───── SUPPLIED INFORMATION

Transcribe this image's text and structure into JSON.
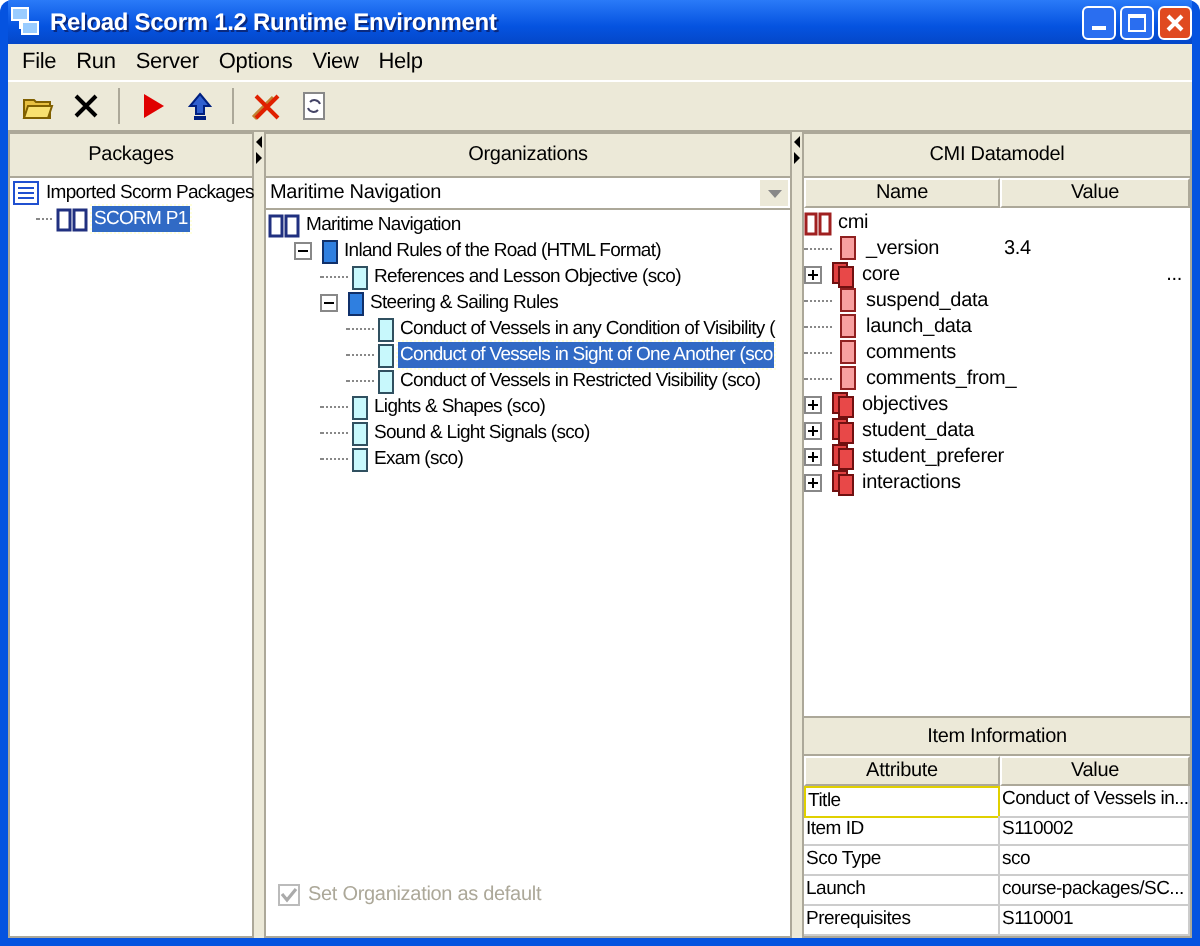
{
  "window": {
    "title": "Reload Scorm 1.2 Runtime Environment"
  },
  "menu": [
    "File",
    "Run",
    "Server",
    "Options",
    "View",
    "Help"
  ],
  "packages": {
    "title": "Packages",
    "tree": [
      {
        "label": "Imported Scorm Packages",
        "selected": false,
        "children": [
          {
            "label": "SCORM P1",
            "selected": true
          }
        ]
      }
    ]
  },
  "organizations": {
    "title": "Organizations",
    "combo_value": "Maritime Navigation",
    "tree": [
      {
        "label": "Maritime Navigation",
        "selected": false,
        "children": [
          {
            "label": "Inland Rules of the Road (HTML Format)",
            "selected": false,
            "expanded": true,
            "children": [
              {
                "label": "References and Lesson Objective (sco)",
                "selected": false
              },
              {
                "label": "Steering & Sailing Rules",
                "selected": false,
                "expanded": true,
                "children": [
                  {
                    "label": "Conduct of Vessels in any Condition of Visibility (",
                    "selected": false
                  },
                  {
                    "label": "Conduct of Vessels in Sight of One Another (sco",
                    "selected": true
                  },
                  {
                    "label": "Conduct of Vessels in Restricted Visibility (sco)",
                    "selected": false
                  }
                ]
              },
              {
                "label": "Lights & Shapes (sco)",
                "selected": false
              },
              {
                "label": "Sound & Light Signals (sco)",
                "selected": false
              },
              {
                "label": "Exam (sco)",
                "selected": false
              }
            ]
          }
        ]
      }
    ],
    "set_default": {
      "label": "Set Organization as default",
      "checked": true,
      "disabled": true
    }
  },
  "cmi": {
    "title": "CMI Datamodel",
    "columns": [
      "Name",
      "Value"
    ],
    "root": "cmi",
    "rows": [
      {
        "name": "_version",
        "value": "3.4",
        "kind": "element"
      },
      {
        "name": "core",
        "value": "...",
        "kind": "group",
        "expanded": false
      },
      {
        "name": "suspend_data",
        "kind": "element"
      },
      {
        "name": "launch_data",
        "kind": "element"
      },
      {
        "name": "comments",
        "kind": "element"
      },
      {
        "name": "comments_from_",
        "kind": "element"
      },
      {
        "name": "objectives",
        "kind": "group",
        "expanded": false
      },
      {
        "name": "student_data",
        "kind": "group",
        "expanded": false
      },
      {
        "name": "student_preferer",
        "kind": "group",
        "expanded": false
      },
      {
        "name": "interactions",
        "kind": "group",
        "expanded": false
      }
    ]
  },
  "item_information": {
    "title": "Item Information",
    "columns": [
      "Attribute",
      "Value"
    ],
    "rows": [
      {
        "attribute": "Title",
        "value": "Conduct of Vessels in...",
        "selected": true
      },
      {
        "attribute": "Item ID",
        "value": "S110002",
        "selected": false
      },
      {
        "attribute": "Sco Type",
        "value": "sco",
        "selected": false
      },
      {
        "attribute": "Launch",
        "value": "course-packages/SC...",
        "selected": false
      },
      {
        "attribute": "Prerequisites",
        "value": "S110001",
        "selected": false
      }
    ]
  }
}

──────────

» **EXERCISE TASK**
Print all of the records shown above exactly, leaving out each picture.

» **ANSWER BELOW**
Transcribe this image's text and structure into JSON.
{
  "window": {
    "title": "Reload Scorm 1.2 Runtime Environment"
  },
  "menu": [
    "File",
    "Run",
    "Server",
    "Options",
    "View",
    "Help"
  ],
  "packages": {
    "title": "Packages",
    "tree": [
      {
        "label": "Imported Scorm Packages",
        "selected": false,
        "children": [
          {
            "label": "SCORM P1",
            "selected": true
          }
        ]
      }
    ]
  },
  "organizations": {
    "title": "Organizations",
    "combo_value": "Maritime Navigation",
    "tree": [
      {
        "label": "Maritime Navigation",
        "selected": false,
        "children": [
          {
            "label": "Inland Rules of the Road (HTML Format)",
            "selected": false,
            "expanded": true,
            "children": [
              {
                "label": "References and Lesson Objective (sco)",
                "selected": false
              },
              {
                "label": "Steering & Sailing Rules",
                "selected": false,
                "expanded": true,
                "children": [
                  {
                    "label": "Conduct of Vessels in any Condition of Visibility (",
                    "selected": false
                  },
                  {
                    "label": "Conduct of Vessels in Sight of One Another (sco",
                    "selected": true
                  },
                  {
                    "label": "Conduct of Vessels in Restricted Visibility (sco)",
                    "selected": false
                  }
                ]
              },
              {
                "label": "Lights & Shapes (sco)",
                "selected": false
              },
              {
                "label": "Sound & Light Signals (sco)",
                "selected": false
              },
              {
                "label": "Exam (sco)",
                "selected": false
              }
            ]
          }
        ]
      }
    ],
    "set_default": {
      "label": "Set Organization as default",
      "checked": true,
      "disabled": true
    }
  },
  "cmi": {
    "title": "CMI Datamodel",
    "columns": [
      "Name",
      "Value"
    ],
    "root": "cmi",
    "rows": [
      {
        "name": "_version",
        "value": "3.4",
        "kind": "element"
      },
      {
        "name": "core",
        "value": "...",
        "kind": "group",
        "expanded": false
      },
      {
        "name": "suspend_data",
        "kind": "element"
      },
      {
        "name": "launch_data",
        "kind": "element"
      },
      {
        "name": "comments",
        "kind": "element"
      },
      {
        "name": "comments_from_",
        "kind": "element"
      },
      {
        "name": "objectives",
        "kind": "group",
        "expanded": false
      },
      {
        "name": "student_data",
        "kind": "group",
        "expanded": false
      },
      {
        "name": "student_preferer",
        "kind": "group",
        "expanded": false
      },
      {
        "name": "interactions",
        "kind": "group",
        "expanded": false
      }
    ]
  },
  "item_information": {
    "title": "Item Information",
    "columns": [
      "Attribute",
      "Value"
    ],
    "rows": [
      {
        "attribute": "Title",
        "value": "Conduct of Vessels in...",
        "selected": true
      },
      {
        "attribute": "Item ID",
        "value": "S110002",
        "selected": false
      },
      {
        "attribute": "Sco Type",
        "value": "sco",
        "selected": false
      },
      {
        "attribute": "Launch",
        "value": "course-packages/SC...",
        "selected": false
      },
      {
        "attribute": "Prerequisites",
        "value": "S110001",
        "selected": false
      }
    ]
  }
}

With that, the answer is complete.